# Data for the task

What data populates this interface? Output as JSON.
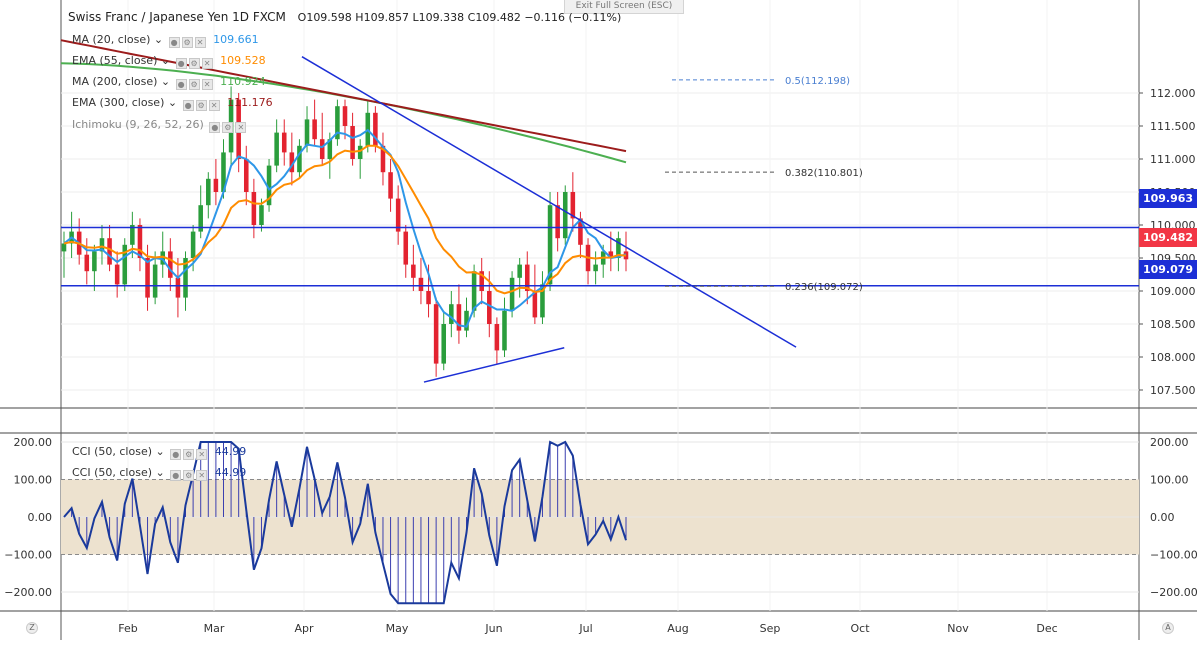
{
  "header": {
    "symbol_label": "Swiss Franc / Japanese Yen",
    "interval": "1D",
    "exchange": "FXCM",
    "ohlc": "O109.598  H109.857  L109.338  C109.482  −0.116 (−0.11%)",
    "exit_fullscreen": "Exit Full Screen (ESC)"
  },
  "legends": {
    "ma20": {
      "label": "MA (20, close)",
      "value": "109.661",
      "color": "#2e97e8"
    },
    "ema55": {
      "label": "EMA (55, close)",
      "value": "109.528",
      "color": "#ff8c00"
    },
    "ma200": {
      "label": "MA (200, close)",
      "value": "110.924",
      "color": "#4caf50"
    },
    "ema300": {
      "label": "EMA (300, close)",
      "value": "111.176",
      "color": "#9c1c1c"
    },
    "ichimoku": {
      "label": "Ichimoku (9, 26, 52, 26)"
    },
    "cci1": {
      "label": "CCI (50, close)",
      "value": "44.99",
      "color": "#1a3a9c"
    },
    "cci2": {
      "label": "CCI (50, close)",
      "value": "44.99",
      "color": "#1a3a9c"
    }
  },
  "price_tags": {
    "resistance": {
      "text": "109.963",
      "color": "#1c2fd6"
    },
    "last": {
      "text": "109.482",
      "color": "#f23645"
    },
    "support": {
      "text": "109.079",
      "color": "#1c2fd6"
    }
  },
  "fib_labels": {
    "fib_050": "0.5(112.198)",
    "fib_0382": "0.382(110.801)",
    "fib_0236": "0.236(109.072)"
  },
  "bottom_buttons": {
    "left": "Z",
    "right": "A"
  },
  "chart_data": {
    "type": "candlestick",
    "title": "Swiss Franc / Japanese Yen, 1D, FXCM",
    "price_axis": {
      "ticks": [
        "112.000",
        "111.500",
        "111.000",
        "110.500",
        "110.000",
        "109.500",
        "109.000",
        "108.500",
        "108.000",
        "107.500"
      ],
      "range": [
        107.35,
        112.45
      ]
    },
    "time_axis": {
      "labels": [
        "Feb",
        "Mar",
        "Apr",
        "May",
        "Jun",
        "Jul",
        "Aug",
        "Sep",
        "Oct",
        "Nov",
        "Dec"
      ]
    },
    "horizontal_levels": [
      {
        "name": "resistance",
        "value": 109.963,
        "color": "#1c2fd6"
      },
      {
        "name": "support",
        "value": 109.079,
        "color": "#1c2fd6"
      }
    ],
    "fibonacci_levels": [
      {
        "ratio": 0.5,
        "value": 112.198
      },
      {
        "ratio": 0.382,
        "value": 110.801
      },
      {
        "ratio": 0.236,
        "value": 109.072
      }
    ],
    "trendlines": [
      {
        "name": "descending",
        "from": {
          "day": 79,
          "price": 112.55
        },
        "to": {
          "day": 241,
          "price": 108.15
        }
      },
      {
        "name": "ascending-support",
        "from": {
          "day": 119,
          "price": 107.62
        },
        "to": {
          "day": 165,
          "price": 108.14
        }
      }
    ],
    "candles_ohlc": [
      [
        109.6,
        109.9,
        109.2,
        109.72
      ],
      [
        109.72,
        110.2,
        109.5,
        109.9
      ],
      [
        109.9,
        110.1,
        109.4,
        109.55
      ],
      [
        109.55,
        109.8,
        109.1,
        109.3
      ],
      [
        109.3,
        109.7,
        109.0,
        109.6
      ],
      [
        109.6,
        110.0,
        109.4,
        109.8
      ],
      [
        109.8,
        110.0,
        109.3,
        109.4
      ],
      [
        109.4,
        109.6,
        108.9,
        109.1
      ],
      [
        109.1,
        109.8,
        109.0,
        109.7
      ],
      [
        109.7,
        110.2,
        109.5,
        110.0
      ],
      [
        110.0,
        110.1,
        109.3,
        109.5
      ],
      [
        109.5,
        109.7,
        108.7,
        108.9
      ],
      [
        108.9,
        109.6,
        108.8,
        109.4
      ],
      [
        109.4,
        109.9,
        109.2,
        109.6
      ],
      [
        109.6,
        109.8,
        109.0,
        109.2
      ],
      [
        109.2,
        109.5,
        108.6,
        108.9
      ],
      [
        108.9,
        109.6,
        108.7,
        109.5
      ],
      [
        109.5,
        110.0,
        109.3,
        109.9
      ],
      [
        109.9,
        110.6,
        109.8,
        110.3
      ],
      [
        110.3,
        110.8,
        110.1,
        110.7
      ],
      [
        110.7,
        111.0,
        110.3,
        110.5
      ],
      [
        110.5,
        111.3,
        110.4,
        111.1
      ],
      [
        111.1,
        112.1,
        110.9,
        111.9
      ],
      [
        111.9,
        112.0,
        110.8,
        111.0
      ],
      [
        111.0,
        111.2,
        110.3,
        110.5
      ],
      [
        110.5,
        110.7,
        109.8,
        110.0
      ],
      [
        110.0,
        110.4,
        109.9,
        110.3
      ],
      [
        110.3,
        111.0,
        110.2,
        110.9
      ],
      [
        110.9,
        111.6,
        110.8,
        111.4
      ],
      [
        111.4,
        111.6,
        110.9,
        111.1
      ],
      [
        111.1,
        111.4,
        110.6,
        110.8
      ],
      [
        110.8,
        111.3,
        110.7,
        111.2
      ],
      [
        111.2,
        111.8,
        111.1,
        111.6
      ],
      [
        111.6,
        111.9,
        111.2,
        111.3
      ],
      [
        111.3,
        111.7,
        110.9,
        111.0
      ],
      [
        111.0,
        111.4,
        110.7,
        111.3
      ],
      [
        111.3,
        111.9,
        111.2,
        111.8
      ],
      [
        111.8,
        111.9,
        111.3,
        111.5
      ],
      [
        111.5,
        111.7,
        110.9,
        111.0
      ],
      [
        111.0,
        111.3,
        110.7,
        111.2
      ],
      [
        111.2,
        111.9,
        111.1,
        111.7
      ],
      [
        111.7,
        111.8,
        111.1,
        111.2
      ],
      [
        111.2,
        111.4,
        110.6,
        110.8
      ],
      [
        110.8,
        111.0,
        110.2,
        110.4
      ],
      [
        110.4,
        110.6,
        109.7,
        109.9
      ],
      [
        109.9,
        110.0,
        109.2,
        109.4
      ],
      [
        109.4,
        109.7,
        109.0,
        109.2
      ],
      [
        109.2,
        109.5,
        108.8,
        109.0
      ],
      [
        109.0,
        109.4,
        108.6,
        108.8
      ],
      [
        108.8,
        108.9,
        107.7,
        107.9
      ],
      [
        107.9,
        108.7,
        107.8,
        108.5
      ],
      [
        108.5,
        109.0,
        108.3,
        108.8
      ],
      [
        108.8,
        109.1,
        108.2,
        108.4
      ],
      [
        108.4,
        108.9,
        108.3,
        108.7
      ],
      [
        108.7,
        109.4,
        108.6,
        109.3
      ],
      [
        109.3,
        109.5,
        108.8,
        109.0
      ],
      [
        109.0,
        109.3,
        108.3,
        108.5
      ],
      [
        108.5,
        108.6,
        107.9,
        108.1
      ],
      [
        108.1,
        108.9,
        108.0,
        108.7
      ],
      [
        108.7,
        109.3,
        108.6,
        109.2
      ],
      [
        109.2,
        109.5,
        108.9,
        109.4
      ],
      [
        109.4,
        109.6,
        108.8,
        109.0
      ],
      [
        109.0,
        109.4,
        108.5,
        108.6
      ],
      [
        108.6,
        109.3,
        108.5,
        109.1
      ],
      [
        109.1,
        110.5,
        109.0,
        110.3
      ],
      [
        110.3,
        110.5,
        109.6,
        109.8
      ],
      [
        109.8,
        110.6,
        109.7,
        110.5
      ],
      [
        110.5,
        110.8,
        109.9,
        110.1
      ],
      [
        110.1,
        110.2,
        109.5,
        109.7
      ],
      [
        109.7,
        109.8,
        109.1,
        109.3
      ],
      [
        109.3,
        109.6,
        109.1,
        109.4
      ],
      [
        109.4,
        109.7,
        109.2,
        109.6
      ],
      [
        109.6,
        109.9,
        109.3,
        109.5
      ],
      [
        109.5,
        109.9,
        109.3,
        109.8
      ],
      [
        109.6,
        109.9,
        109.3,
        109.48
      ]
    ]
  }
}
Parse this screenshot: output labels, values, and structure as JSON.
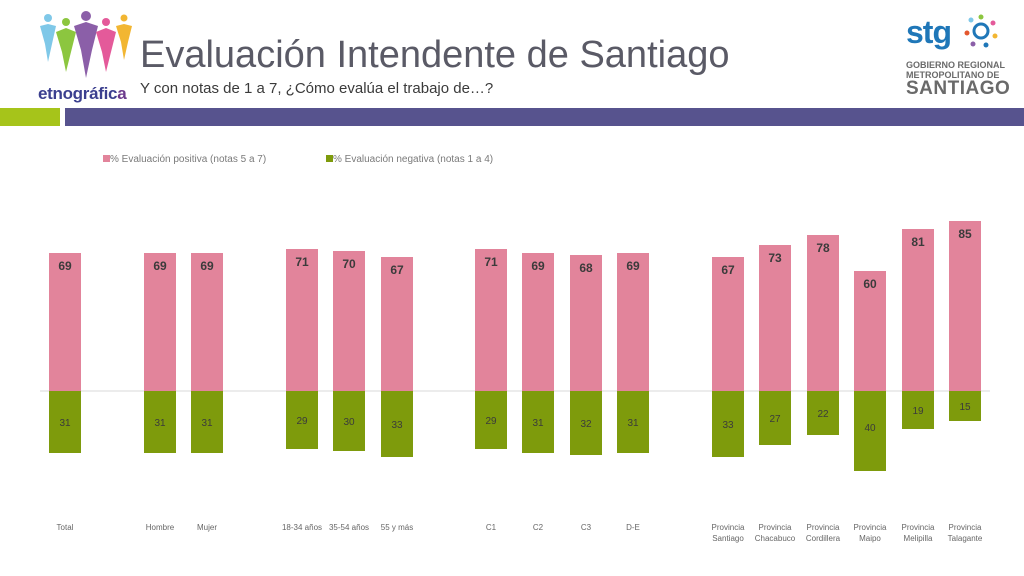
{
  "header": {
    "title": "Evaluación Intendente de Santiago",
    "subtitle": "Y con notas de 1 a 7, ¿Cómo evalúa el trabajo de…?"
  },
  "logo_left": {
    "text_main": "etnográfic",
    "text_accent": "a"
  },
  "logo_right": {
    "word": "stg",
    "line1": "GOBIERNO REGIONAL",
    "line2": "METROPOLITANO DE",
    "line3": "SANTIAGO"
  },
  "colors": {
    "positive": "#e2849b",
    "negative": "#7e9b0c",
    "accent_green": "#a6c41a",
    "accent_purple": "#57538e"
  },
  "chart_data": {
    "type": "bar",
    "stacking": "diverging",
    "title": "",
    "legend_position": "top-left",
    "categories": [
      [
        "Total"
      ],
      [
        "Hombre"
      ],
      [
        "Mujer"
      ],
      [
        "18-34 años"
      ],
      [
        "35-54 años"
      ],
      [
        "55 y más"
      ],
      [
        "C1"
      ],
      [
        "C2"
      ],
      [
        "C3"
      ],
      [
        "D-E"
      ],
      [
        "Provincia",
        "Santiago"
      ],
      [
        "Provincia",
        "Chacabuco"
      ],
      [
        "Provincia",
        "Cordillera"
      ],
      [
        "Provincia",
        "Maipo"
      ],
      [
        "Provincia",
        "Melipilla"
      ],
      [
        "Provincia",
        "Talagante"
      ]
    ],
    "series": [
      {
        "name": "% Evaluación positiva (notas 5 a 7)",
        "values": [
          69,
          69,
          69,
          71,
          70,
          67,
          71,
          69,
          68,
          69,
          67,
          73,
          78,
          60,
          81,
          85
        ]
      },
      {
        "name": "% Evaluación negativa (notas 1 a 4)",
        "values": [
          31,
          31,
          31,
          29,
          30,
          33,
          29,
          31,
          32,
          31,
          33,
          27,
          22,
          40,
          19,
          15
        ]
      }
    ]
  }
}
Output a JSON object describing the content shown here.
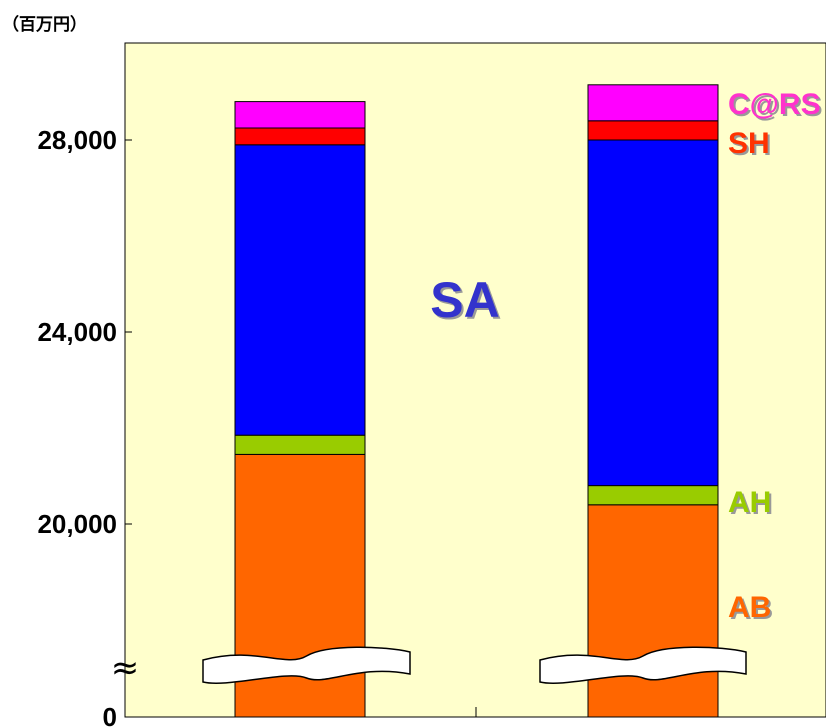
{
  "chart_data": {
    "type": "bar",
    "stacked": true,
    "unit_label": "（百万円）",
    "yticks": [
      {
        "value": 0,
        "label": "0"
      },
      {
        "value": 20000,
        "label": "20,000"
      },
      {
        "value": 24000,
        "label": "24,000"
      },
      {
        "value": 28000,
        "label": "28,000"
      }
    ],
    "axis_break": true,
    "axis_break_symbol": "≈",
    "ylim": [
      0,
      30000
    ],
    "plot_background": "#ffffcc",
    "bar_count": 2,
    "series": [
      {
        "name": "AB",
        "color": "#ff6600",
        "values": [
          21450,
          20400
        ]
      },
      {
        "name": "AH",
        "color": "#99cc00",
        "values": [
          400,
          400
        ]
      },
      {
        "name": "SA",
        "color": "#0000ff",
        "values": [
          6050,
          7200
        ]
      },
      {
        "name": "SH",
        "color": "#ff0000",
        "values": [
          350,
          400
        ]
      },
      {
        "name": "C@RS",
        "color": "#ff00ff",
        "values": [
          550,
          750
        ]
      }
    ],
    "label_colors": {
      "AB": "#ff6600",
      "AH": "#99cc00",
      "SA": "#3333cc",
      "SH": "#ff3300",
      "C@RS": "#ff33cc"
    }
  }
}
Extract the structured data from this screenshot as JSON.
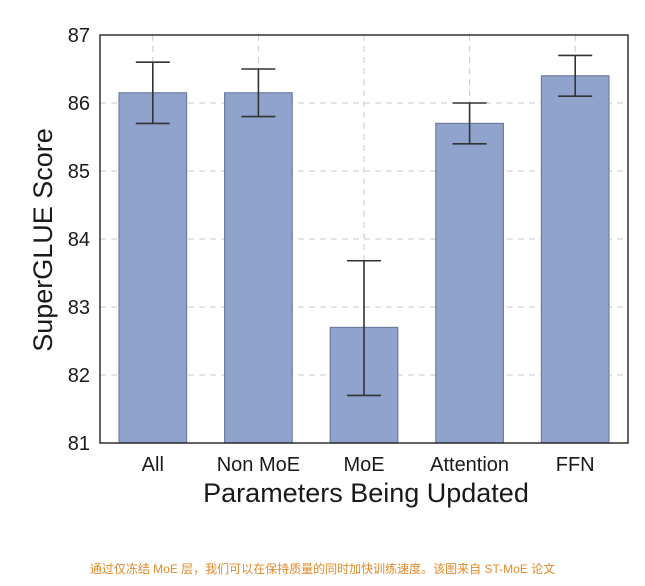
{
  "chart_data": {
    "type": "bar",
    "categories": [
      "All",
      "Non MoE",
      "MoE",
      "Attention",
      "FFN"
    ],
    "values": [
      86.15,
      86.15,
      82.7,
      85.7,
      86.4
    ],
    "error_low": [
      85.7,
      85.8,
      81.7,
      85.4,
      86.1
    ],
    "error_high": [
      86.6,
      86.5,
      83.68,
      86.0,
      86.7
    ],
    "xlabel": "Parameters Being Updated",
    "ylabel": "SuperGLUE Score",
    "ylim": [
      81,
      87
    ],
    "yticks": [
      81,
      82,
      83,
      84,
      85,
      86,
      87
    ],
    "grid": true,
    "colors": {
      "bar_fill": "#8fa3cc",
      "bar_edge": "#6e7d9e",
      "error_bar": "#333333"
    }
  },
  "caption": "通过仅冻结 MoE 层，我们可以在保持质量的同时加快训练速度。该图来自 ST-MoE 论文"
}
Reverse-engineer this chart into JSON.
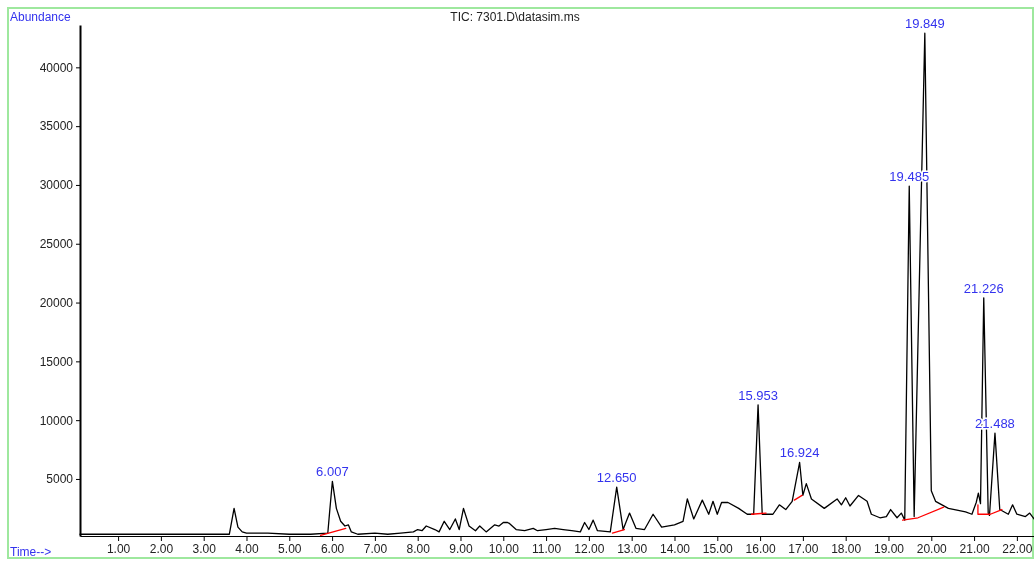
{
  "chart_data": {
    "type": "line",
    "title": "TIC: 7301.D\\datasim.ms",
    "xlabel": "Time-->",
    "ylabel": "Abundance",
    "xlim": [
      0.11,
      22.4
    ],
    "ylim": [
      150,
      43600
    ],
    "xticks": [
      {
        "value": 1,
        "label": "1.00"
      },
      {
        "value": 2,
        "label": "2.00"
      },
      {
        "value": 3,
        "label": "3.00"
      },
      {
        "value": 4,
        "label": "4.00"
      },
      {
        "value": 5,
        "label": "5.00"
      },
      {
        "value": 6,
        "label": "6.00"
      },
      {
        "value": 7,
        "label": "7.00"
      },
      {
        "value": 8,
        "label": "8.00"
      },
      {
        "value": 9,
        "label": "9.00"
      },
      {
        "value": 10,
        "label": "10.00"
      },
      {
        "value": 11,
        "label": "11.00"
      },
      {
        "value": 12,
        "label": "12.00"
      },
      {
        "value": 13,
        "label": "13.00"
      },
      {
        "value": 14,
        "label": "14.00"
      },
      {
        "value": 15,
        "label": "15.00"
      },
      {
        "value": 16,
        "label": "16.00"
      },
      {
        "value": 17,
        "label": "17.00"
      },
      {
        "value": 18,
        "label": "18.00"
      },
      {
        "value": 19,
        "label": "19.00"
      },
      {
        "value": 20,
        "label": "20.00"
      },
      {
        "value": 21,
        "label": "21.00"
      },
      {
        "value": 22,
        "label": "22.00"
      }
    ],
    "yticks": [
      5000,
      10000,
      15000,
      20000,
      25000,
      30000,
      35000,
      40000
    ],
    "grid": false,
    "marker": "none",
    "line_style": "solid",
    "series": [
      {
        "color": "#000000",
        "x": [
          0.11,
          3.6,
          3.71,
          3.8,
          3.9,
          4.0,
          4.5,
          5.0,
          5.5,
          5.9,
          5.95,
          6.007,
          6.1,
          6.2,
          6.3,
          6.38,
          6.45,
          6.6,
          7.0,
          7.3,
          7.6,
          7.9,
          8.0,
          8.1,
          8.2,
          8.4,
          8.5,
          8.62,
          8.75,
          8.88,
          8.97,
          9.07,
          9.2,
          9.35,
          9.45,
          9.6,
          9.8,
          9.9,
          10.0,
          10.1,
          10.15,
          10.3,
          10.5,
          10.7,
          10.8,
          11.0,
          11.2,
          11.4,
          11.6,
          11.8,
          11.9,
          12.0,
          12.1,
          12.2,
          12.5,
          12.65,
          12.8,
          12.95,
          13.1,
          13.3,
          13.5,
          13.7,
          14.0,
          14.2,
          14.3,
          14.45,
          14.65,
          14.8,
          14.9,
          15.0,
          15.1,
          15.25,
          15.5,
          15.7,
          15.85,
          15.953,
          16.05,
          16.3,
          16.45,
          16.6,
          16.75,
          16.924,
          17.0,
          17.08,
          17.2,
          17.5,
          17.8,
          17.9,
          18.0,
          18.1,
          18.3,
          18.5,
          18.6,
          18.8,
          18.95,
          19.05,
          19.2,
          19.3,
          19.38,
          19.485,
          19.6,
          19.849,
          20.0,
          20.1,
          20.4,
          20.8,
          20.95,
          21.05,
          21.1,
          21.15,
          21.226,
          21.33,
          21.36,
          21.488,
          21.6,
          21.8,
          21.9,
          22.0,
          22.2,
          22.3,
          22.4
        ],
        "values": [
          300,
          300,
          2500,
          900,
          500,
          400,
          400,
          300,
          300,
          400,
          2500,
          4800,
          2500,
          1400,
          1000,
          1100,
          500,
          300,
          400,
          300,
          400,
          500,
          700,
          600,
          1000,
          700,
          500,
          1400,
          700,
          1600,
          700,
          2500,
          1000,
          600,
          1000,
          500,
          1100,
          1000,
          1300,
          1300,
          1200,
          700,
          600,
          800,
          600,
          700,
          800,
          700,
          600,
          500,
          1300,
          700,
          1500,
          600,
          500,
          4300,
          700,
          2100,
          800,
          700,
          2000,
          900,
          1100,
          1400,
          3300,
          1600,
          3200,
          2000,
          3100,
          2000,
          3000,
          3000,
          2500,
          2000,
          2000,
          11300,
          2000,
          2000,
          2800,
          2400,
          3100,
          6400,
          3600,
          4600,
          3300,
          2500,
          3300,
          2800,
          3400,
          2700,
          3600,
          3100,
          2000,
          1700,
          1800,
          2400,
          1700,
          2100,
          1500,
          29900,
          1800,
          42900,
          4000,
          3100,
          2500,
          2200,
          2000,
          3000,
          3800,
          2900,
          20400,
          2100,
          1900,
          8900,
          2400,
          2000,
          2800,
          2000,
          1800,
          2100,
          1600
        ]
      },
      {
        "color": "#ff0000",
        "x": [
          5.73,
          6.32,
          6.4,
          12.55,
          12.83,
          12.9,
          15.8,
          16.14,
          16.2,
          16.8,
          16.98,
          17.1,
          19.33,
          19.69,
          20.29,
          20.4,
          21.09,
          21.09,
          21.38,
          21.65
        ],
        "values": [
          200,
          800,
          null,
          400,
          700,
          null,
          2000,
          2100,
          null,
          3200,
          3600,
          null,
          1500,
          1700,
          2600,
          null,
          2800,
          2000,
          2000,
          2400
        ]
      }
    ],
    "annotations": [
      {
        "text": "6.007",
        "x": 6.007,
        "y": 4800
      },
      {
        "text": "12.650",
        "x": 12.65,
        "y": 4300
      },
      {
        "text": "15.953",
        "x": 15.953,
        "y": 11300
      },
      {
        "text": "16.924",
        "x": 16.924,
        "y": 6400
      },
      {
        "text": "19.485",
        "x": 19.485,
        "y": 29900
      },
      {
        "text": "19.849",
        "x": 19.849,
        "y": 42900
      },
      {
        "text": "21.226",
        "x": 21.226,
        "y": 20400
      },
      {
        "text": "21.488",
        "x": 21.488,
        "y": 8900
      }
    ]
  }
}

# Stated task
Provide the number of lines in the entries that include "name", and no other text.

# Reply
11